- [AIM OF THE TASK] Retype the records below word for word and omit any image.

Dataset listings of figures
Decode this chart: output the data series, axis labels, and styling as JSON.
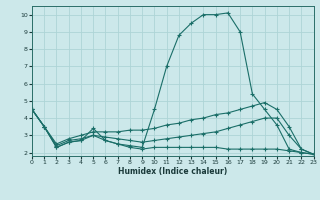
{
  "xlabel": "Humidex (Indice chaleur)",
  "background_color": "#cce8ea",
  "grid_color": "#aed4d6",
  "line_color": "#1a6e68",
  "xlim": [
    0,
    23
  ],
  "ylim": [
    1.8,
    10.5
  ],
  "xticks": [
    0,
    1,
    2,
    3,
    4,
    5,
    6,
    7,
    8,
    9,
    10,
    11,
    12,
    13,
    14,
    15,
    16,
    17,
    18,
    19,
    20,
    21,
    22,
    23
  ],
  "yticks": [
    2,
    3,
    4,
    5,
    6,
    7,
    8,
    9,
    10
  ],
  "series": [
    {
      "x": [
        0,
        1,
        2,
        3,
        4,
        5,
        6,
        7,
        8,
        9,
        10,
        11,
        12,
        13,
        14,
        15,
        16,
        17,
        18,
        19,
        20,
        21,
        22,
        23
      ],
      "y": [
        4.5,
        3.5,
        2.3,
        2.6,
        2.7,
        3.4,
        2.7,
        2.5,
        2.4,
        2.3,
        4.5,
        7.0,
        8.8,
        9.5,
        10.0,
        10.0,
        10.1,
        9.0,
        5.4,
        4.5,
        3.6,
        2.2,
        2.0,
        1.9
      ]
    },
    {
      "x": [
        0,
        1,
        2,
        3,
        4,
        5,
        6,
        7,
        8,
        9,
        10,
        11,
        12,
        13,
        14,
        15,
        16,
        17,
        18,
        19,
        20,
        21,
        22,
        23
      ],
      "y": [
        4.5,
        3.5,
        2.5,
        2.8,
        3.0,
        3.2,
        3.2,
        3.2,
        3.3,
        3.3,
        3.4,
        3.6,
        3.7,
        3.9,
        4.0,
        4.2,
        4.3,
        4.5,
        4.7,
        4.9,
        4.5,
        3.5,
        2.2,
        1.9
      ]
    },
    {
      "x": [
        0,
        1,
        2,
        3,
        4,
        5,
        6,
        7,
        8,
        9,
        10,
        11,
        12,
        13,
        14,
        15,
        16,
        17,
        18,
        19,
        20,
        21,
        22,
        23
      ],
      "y": [
        4.5,
        3.5,
        2.4,
        2.7,
        2.8,
        3.0,
        2.9,
        2.8,
        2.7,
        2.6,
        2.7,
        2.8,
        2.9,
        3.0,
        3.1,
        3.2,
        3.4,
        3.6,
        3.8,
        4.0,
        4.0,
        3.0,
        2.2,
        1.9
      ]
    },
    {
      "x": [
        0,
        1,
        2,
        3,
        4,
        5,
        6,
        7,
        8,
        9,
        10,
        11,
        12,
        13,
        14,
        15,
        16,
        17,
        18,
        19,
        20,
        21,
        22,
        23
      ],
      "y": [
        4.5,
        3.5,
        2.3,
        2.6,
        2.7,
        3.0,
        2.7,
        2.5,
        2.3,
        2.2,
        2.3,
        2.3,
        2.3,
        2.3,
        2.3,
        2.3,
        2.2,
        2.2,
        2.2,
        2.2,
        2.2,
        2.1,
        2.0,
        1.9
      ]
    }
  ]
}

- [RESPONSE]
Decode this chart: output the data series, axis labels, and styling as JSON.
{
  "xlabel": "Humidex (Indice chaleur)",
  "background_color": "#cce8ea",
  "grid_color": "#aed4d6",
  "line_color": "#1a6e68",
  "xlim": [
    0,
    23
  ],
  "ylim": [
    1.8,
    10.5
  ],
  "xticks": [
    0,
    1,
    2,
    3,
    4,
    5,
    6,
    7,
    8,
    9,
    10,
    11,
    12,
    13,
    14,
    15,
    16,
    17,
    18,
    19,
    20,
    21,
    22,
    23
  ],
  "yticks": [
    2,
    3,
    4,
    5,
    6,
    7,
    8,
    9,
    10
  ],
  "series": [
    {
      "x": [
        0,
        1,
        2,
        3,
        4,
        5,
        6,
        7,
        8,
        9,
        10,
        11,
        12,
        13,
        14,
        15,
        16,
        17,
        18,
        19,
        20,
        21,
        22,
        23
      ],
      "y": [
        4.5,
        3.5,
        2.3,
        2.6,
        2.7,
        3.4,
        2.7,
        2.5,
        2.4,
        2.3,
        4.5,
        7.0,
        8.8,
        9.5,
        10.0,
        10.0,
        10.1,
        9.0,
        5.4,
        4.5,
        3.6,
        2.2,
        2.0,
        1.9
      ]
    },
    {
      "x": [
        0,
        1,
        2,
        3,
        4,
        5,
        6,
        7,
        8,
        9,
        10,
        11,
        12,
        13,
        14,
        15,
        16,
        17,
        18,
        19,
        20,
        21,
        22,
        23
      ],
      "y": [
        4.5,
        3.5,
        2.5,
        2.8,
        3.0,
        3.2,
        3.2,
        3.2,
        3.3,
        3.3,
        3.4,
        3.6,
        3.7,
        3.9,
        4.0,
        4.2,
        4.3,
        4.5,
        4.7,
        4.9,
        4.5,
        3.5,
        2.2,
        1.9
      ]
    },
    {
      "x": [
        0,
        1,
        2,
        3,
        4,
        5,
        6,
        7,
        8,
        9,
        10,
        11,
        12,
        13,
        14,
        15,
        16,
        17,
        18,
        19,
        20,
        21,
        22,
        23
      ],
      "y": [
        4.5,
        3.5,
        2.4,
        2.7,
        2.8,
        3.0,
        2.9,
        2.8,
        2.7,
        2.6,
        2.7,
        2.8,
        2.9,
        3.0,
        3.1,
        3.2,
        3.4,
        3.6,
        3.8,
        4.0,
        4.0,
        3.0,
        2.2,
        1.9
      ]
    },
    {
      "x": [
        0,
        1,
        2,
        3,
        4,
        5,
        6,
        7,
        8,
        9,
        10,
        11,
        12,
        13,
        14,
        15,
        16,
        17,
        18,
        19,
        20,
        21,
        22,
        23
      ],
      "y": [
        4.5,
        3.5,
        2.3,
        2.6,
        2.7,
        3.0,
        2.7,
        2.5,
        2.3,
        2.2,
        2.3,
        2.3,
        2.3,
        2.3,
        2.3,
        2.3,
        2.2,
        2.2,
        2.2,
        2.2,
        2.2,
        2.1,
        2.0,
        1.9
      ]
    }
  ]
}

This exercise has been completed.